**Document:**

◆ ◆ ◆ ◆ ◆

Summer and Smoke is a two-part, thirteen-scene play by Tennessee Williams, completed in 1948. He began working on the play in 1945 as Chart of Anatomy, derived from his short stories "Oriflamme" and the then-work-in-progress "Yellow Bird." The phrase "summer and smoke" probably comes from the Hart Crane poem "Emblems of Conduct" in the 1926 collection White Buildings. After a disappointing Broadway run in 1948, the play was a hit Off-Broadway in 1952. Williams continued to revise Summer and Smoke in the 1950s, and in 1964 he rewrote the play as The Eccentricities of a Nightingale.

Synopsis 
Summer and Smoke is set in Glorious Hill, Mississippi, from the "turn of the century through 1916", and centers on Alma Winemiller, a highly strung, unmarried minister's daughter, and the spiritual/sexual romance that nearly blossoms between her and John Buchanan Jr., a wild, undisciplined young doctor who grew up next door. She, ineffably refined, identifies with the Gothic cathedral, "reaching up to something beyond attainment"; her name, as Williams makes clear during the play, means "soul" in Spanish; whereas Buchanan, doctor and sensualist, defies her with the soulless anatomy chart.

By the play's end, however, Buchanan and Alma have traded places philosophically. She has been transformed beyond modesty. She throws herself at him, saying "now I have changed my mind, or the girl who said 'no', — she doesn't exist any more, she died last summer — suffocated in smoke from something on fire inside her." But he has changed, he is engaged to settle down with a respectable, younger girl, and as he tries to convince Alma that what they had between them was indeed a "spiritual bond", she realizes, in any event, that it is too late. In the final scene, Alma accosts a young traveling salesman at dusk in the town park, and as the curtain falls, she follows him to enjoy the "after-dark entertainment" at Moon Lake Casino, where she had resisted Buchanan's attempt to seduce her the previous summer.

Production history 
On 6 October 1948, after an opening run in Dallas, Texas, Summer and Smoke received its first Broadway performance at the Music Box Theatre in New York City in a production staged by Margo Jones and designed by Jo Mielziner with Tod Andrews, Margaret Phillips, Monica Boyar and Anne Jackson. The play ran for 102 performances, and at the time, represented a downturn in popularity for Williams following his successful A Streetcar Named Desire.

◆ ◆ ◆ ◆ ◆

(Items listed in a dataset)
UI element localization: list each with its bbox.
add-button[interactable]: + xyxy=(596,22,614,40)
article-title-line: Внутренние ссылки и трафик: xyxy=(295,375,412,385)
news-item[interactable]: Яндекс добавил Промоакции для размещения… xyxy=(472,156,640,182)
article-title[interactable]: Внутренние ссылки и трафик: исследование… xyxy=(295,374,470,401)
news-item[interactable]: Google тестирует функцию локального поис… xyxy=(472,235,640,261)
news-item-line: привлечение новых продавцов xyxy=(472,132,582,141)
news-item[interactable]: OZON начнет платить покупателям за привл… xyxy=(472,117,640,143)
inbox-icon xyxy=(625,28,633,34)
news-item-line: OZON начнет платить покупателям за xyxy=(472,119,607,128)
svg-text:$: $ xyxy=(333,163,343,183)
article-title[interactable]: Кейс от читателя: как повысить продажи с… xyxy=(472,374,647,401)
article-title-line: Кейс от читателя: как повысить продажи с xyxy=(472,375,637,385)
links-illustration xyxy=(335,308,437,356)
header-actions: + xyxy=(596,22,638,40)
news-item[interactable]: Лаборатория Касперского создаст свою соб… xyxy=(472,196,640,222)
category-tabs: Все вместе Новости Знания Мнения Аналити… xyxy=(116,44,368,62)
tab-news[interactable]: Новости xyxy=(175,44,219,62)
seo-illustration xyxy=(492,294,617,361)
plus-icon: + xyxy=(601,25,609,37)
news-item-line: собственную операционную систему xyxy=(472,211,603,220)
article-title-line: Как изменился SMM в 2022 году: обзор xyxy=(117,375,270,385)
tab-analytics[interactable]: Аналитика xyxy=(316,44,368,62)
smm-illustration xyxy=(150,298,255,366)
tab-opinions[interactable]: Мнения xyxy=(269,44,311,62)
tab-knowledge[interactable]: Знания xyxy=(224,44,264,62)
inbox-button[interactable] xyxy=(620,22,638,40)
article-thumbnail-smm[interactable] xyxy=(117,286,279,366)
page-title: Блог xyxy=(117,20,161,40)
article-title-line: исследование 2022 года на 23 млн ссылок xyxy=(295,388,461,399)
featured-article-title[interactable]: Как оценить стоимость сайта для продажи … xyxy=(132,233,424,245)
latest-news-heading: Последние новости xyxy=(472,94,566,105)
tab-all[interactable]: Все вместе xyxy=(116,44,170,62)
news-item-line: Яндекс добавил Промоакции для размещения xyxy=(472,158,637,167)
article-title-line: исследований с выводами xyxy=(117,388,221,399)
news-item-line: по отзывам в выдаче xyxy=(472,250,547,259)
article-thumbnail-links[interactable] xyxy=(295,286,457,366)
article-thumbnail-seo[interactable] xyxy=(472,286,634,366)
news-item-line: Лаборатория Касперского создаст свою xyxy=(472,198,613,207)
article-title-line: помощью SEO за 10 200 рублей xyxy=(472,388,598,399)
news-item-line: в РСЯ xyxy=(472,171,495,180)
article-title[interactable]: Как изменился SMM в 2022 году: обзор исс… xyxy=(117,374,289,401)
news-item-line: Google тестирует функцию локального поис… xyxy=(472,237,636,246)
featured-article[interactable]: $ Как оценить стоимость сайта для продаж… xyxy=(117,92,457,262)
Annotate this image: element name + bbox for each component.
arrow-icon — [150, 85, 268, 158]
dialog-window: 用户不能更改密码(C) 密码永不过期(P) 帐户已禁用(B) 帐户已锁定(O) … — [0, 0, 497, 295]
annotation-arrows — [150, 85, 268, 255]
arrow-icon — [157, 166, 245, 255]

◆ ◆ ◆ ◆ ◆

**Task details:** Write the next part of the article on the play Summer and Smoke, picking up after its final sentence.

**Reply:**
In 1952, Geraldine Page played the lead role in a revival directed by José Quintero at the newly founded Circle in the Square Theatre in downtown New York (the theater was in its earlier Sheridan Square Playhouse location). Her performance has been credited with helping to launch the Off-Broadway movement, putting both herself and Quintero on the map, and vindicating the play. Page starred in an hour-long adaptation of the play on the radio series Best Plays in 1953 opposite Richard Kiley (recordings of which still exist). She also portrayed Alma Winemiller in the 1961 film opposite Laurence Harvey, earning an Academy Award nomination (as did Una Merkel playing her mother). Additional Oscar nominations went to the Art Direction and Elmer Bernstein's evocative musical score.

The Broadway premiere of the revised version titled The Eccentricities of a Nightingale was staged in 1976. The production was directed by Edwin Sherin, with scenery by William Ritman, costumes by Theoni V. Aldredge, lighting by Marc B. Weiss and original music by Charles Gross. It was produced in conjunction with Marc W. Jacobs. The production stage manager was Henry Banister and press was by Seymour Krawitz, Patricia McLean Krawitz and Louise Ment. The show starred Betsy Palmer (Alma), Shepperd Strudwick (Rev. Winemiller), Grace Carney (Mrs. Winemiller), Nan Martin (Mrs. Buchanan), Peter Blaxill (Roger Doremus), Jen Jones (Mrs. Bassett), Patricia Guinan (Rosemary), W.P. Dremak (Vernon), Thomas Stechschulte (Traveling Salesman) and David Selby as Dr. Buchanan. The production ran for 24 performances at the Morosco Theatre.

In 1991, Gilles Gleizes translated in French, with Roberta Bailey, Summer and Smoke, and directed the play in France, Théâtre de Rungis et CDN de Limoges.

In 1996, the play was revived at the Criterion Center Stage Right in New York, in a production directed by David Warren, with Harry Hamlin and Mary McDonnell. Laila Robins and Amanda Plummer have been notable Almas in regional productions.

It was nearly 60 years before the London premiere of Summer and Smoke. It opened at the Apollo Theatre on 17 October 2006. The production, directed by Adrian Noble and starring Rosamund Pike and Chris Carmack, first opened at the Nottingham Playhouse in September and then transferred to London. It closed 10 weeks short of its planned 16-week run due to disappointing ticket sales.

In January 2007, the Paper Mill Playhouse in Millburn, New Jersey, presented a revival starring Amanda Plummer and Kevin Anderson, directed by Michael Wilson. In May 2008, the Off-Broadway group The Actors Company Theatre (TACT) presented a revival of the 1964 revision of the play, titled The Eccentricities of a Nightingale, which received a favorable notice from The New York Times.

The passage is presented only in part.